[Task description]
Locate every line in the records below that holds the word "ROAD" and return each one.

• • •

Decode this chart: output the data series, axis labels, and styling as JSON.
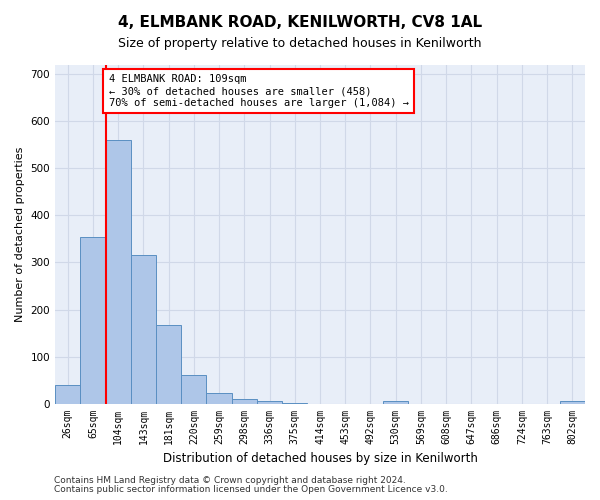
{
  "title": "4, ELMBANK ROAD, KENILWORTH, CV8 1AL",
  "subtitle": "Size of property relative to detached houses in Kenilworth",
  "xlabel": "Distribution of detached houses by size in Kenilworth",
  "ylabel": "Number of detached properties",
  "bar_labels": [
    "26sqm",
    "65sqm",
    "104sqm",
    "143sqm",
    "181sqm",
    "220sqm",
    "259sqm",
    "298sqm",
    "336sqm",
    "375sqm",
    "414sqm",
    "453sqm",
    "492sqm",
    "530sqm",
    "569sqm",
    "608sqm",
    "647sqm",
    "686sqm",
    "724sqm",
    "763sqm",
    "802sqm"
  ],
  "bar_values": [
    40,
    355,
    560,
    315,
    168,
    60,
    22,
    10,
    5,
    2,
    0,
    0,
    0,
    5,
    0,
    0,
    0,
    0,
    0,
    0,
    5
  ],
  "bar_color": "#aec6e8",
  "bar_edge_color": "#5a8fc2",
  "vline_color": "red",
  "annotation_text": "4 ELMBANK ROAD: 109sqm\n← 30% of detached houses are smaller (458)\n70% of semi-detached houses are larger (1,084) →",
  "annotation_box_color": "white",
  "annotation_box_edge_color": "red",
  "ylim": [
    0,
    720
  ],
  "yticks": [
    0,
    100,
    200,
    300,
    400,
    500,
    600,
    700
  ],
  "grid_color": "#d0d8e8",
  "bg_color": "#e8eef8",
  "footer1": "Contains HM Land Registry data © Crown copyright and database right 2024.",
  "footer2": "Contains public sector information licensed under the Open Government Licence v3.0.",
  "title_fontsize": 11,
  "subtitle_fontsize": 9,
  "annotation_fontsize": 7.5,
  "ylabel_fontsize": 8,
  "xlabel_fontsize": 8.5,
  "tick_fontsize": 7,
  "ytick_fontsize": 7.5,
  "footer_fontsize": 6.5
}
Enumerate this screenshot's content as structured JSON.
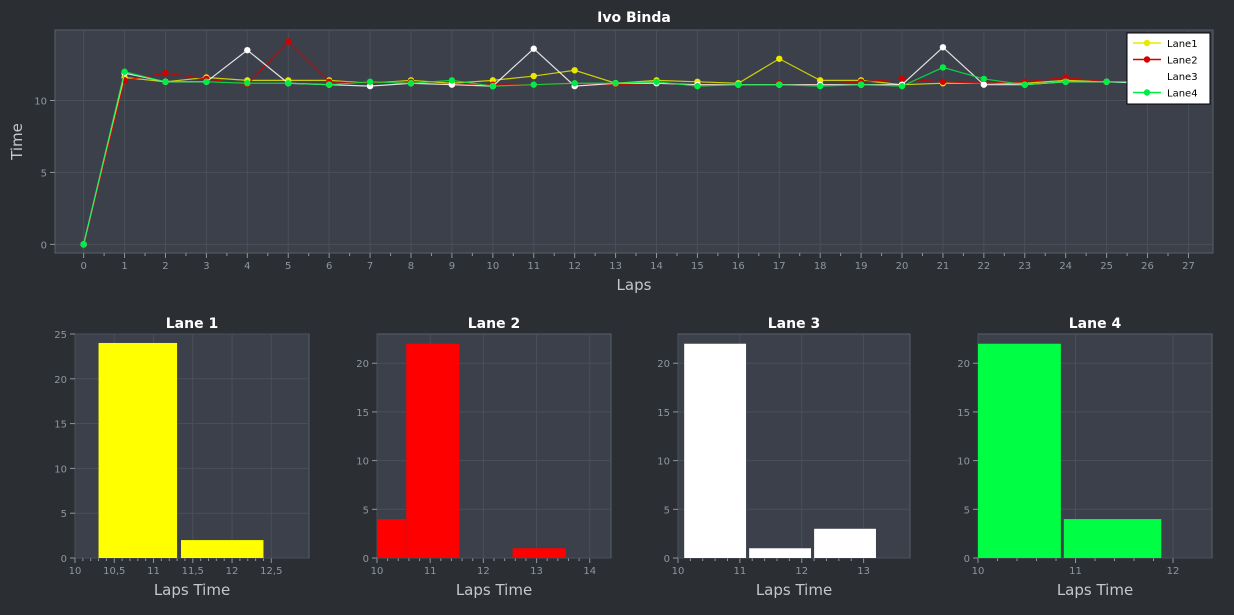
{
  "chart_data": [
    {
      "type": "line",
      "title": "Ivo Binda",
      "xlabel": "Laps",
      "ylabel": "Time",
      "xlim": [
        -0.7,
        27.6
      ],
      "ylim": [
        -0.6,
        14.9
      ],
      "xticks": [
        0,
        1,
        2,
        3,
        4,
        5,
        6,
        7,
        8,
        9,
        10,
        11,
        12,
        13,
        14,
        15,
        16,
        17,
        18,
        19,
        20,
        21,
        22,
        23,
        24,
        25,
        26,
        27
      ],
      "yticks": [
        0,
        5,
        10
      ],
      "grid": true,
      "legend_position": "top-right",
      "series": [
        {
          "name": "Lane1",
          "color": "#e8e800",
          "x": [
            0,
            1,
            2,
            3,
            4,
            5,
            6,
            7,
            8,
            9,
            10,
            11,
            12,
            13,
            14,
            15,
            16,
            17,
            18,
            19,
            20,
            21,
            22,
            23,
            24,
            25,
            26
          ],
          "y": [
            0,
            11.6,
            11.3,
            11.6,
            11.4,
            11.4,
            11.4,
            11.2,
            11.4,
            11.2,
            11.4,
            11.7,
            12.1,
            11.2,
            11.4,
            11.3,
            11.2,
            12.9,
            11.4,
            11.4,
            11.1,
            11.2,
            11.2,
            11.2,
            11.4,
            11.3,
            11.3
          ]
        },
        {
          "name": "Lane2",
          "color": "#d40000",
          "x": [
            0,
            1,
            2,
            3,
            4,
            5,
            6,
            7,
            8,
            9,
            10,
            11,
            12,
            13,
            14,
            15,
            16,
            17,
            18,
            19,
            20,
            21,
            22,
            23,
            24,
            25,
            26
          ],
          "y": [
            0,
            11.4,
            11.9,
            11.5,
            11.1,
            14.1,
            11.3,
            11.2,
            11.3,
            11.1,
            11.1,
            11.1,
            11.2,
            11.1,
            11.2,
            11.1,
            11.1,
            11.2,
            11.1,
            11.3,
            11.5,
            11.3,
            11.2,
            11.3,
            11.6,
            11.3,
            11.3
          ]
        },
        {
          "name": "Lane3",
          "color": "#ffffff",
          "x": [
            0,
            1,
            2,
            3,
            4,
            5,
            6,
            7,
            8,
            9,
            10,
            11,
            12,
            13,
            14,
            15,
            16,
            17,
            18,
            19,
            20,
            21,
            22,
            23,
            24,
            25,
            26
          ],
          "y": [
            0,
            11.9,
            11.3,
            11.3,
            13.5,
            11.2,
            11.1,
            11.0,
            11.2,
            11.1,
            11.0,
            13.6,
            11.0,
            11.2,
            11.2,
            11.1,
            11.1,
            11.1,
            11.1,
            11.1,
            11.1,
            13.7,
            11.1,
            11.1,
            11.3,
            11.3,
            11.2
          ]
        },
        {
          "name": "Lane4",
          "color": "#00ee44",
          "x": [
            0,
            1,
            2,
            3,
            4,
            5,
            6,
            7,
            8,
            9,
            10,
            11,
            12,
            13,
            14,
            15,
            16,
            17,
            18,
            19,
            20,
            21,
            22,
            23,
            24,
            25,
            26
          ],
          "y": [
            0,
            12.0,
            11.3,
            11.3,
            11.2,
            11.2,
            11.1,
            11.3,
            11.2,
            11.4,
            11.0,
            11.1,
            11.2,
            11.2,
            11.3,
            11.0,
            11.1,
            11.1,
            11.0,
            11.1,
            11.0,
            12.3,
            11.5,
            11.1,
            11.3,
            11.3,
            11.3
          ]
        }
      ]
    },
    {
      "type": "bar",
      "title": "Lane 1",
      "xlabel": "Laps Time",
      "color": "#ffff00",
      "xlim": [
        10,
        12.98
      ],
      "ylim": [
        0,
        25
      ],
      "xticks": [
        10,
        10.5,
        11,
        11.5,
        12,
        12.5
      ],
      "xtick_labels": [
        "10",
        "10,5",
        "11",
        "11,5",
        "12",
        "12,5"
      ],
      "yticks": [
        0,
        5,
        10,
        15,
        20,
        25
      ],
      "bins": [
        {
          "x0": 10.3,
          "x1": 11.3,
          "value": 24
        },
        {
          "x0": 11.35,
          "x1": 12.4,
          "value": 2
        }
      ]
    },
    {
      "type": "bar",
      "title": "Lane 2",
      "xlabel": "Laps Time",
      "color": "#ff0000",
      "xlim": [
        10,
        14.4
      ],
      "ylim": [
        0,
        23
      ],
      "xticks": [
        10,
        11,
        12,
        13,
        14
      ],
      "xtick_labels": [
        "10",
        "11",
        "12",
        "13",
        "14"
      ],
      "yticks": [
        0,
        5,
        10,
        15,
        20
      ],
      "bins": [
        {
          "x0": 10,
          "x1": 10.55,
          "value": 4
        },
        {
          "x0": 10.55,
          "x1": 11.55,
          "value": 22
        },
        {
          "x0": 12.55,
          "x1": 13.55,
          "value": 1
        }
      ]
    },
    {
      "type": "bar",
      "title": "Lane 3",
      "xlabel": "Laps Time",
      "color": "#ffffff",
      "xlim": [
        10,
        13.75
      ],
      "ylim": [
        0,
        23
      ],
      "xticks": [
        10,
        11,
        12,
        13
      ],
      "xtick_labels": [
        "10",
        "11",
        "12",
        "13"
      ],
      "yticks": [
        0,
        5,
        10,
        15,
        20
      ],
      "bins": [
        {
          "x0": 10.1,
          "x1": 11.1,
          "value": 22
        },
        {
          "x0": 11.15,
          "x1": 12.15,
          "value": 1
        },
        {
          "x0": 12.2,
          "x1": 13.2,
          "value": 3
        }
      ]
    },
    {
      "type": "bar",
      "title": "Lane 4",
      "xlabel": "Laps Time",
      "color": "#00ff44",
      "xlim": [
        10,
        12.4
      ],
      "ylim": [
        0,
        23
      ],
      "xticks": [
        10,
        11,
        12
      ],
      "xtick_labels": [
        "10",
        "11",
        "12"
      ],
      "yticks": [
        0,
        5,
        10,
        15,
        20
      ],
      "bins": [
        {
          "x0": 10,
          "x1": 10.85,
          "value": 22
        },
        {
          "x0": 10.88,
          "x1": 11.88,
          "value": 4
        }
      ]
    }
  ]
}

• • •

[Problem solution]
  "title": "4, ELMBANK ROAD, KENILWORTH, CV8 1AL",
  "annotation_text": "4 ELMBANK ROAD: 109sqm\n← 30% of detached houses are smaller (458)\n70% of semi-detached houses are larger (1,084) →",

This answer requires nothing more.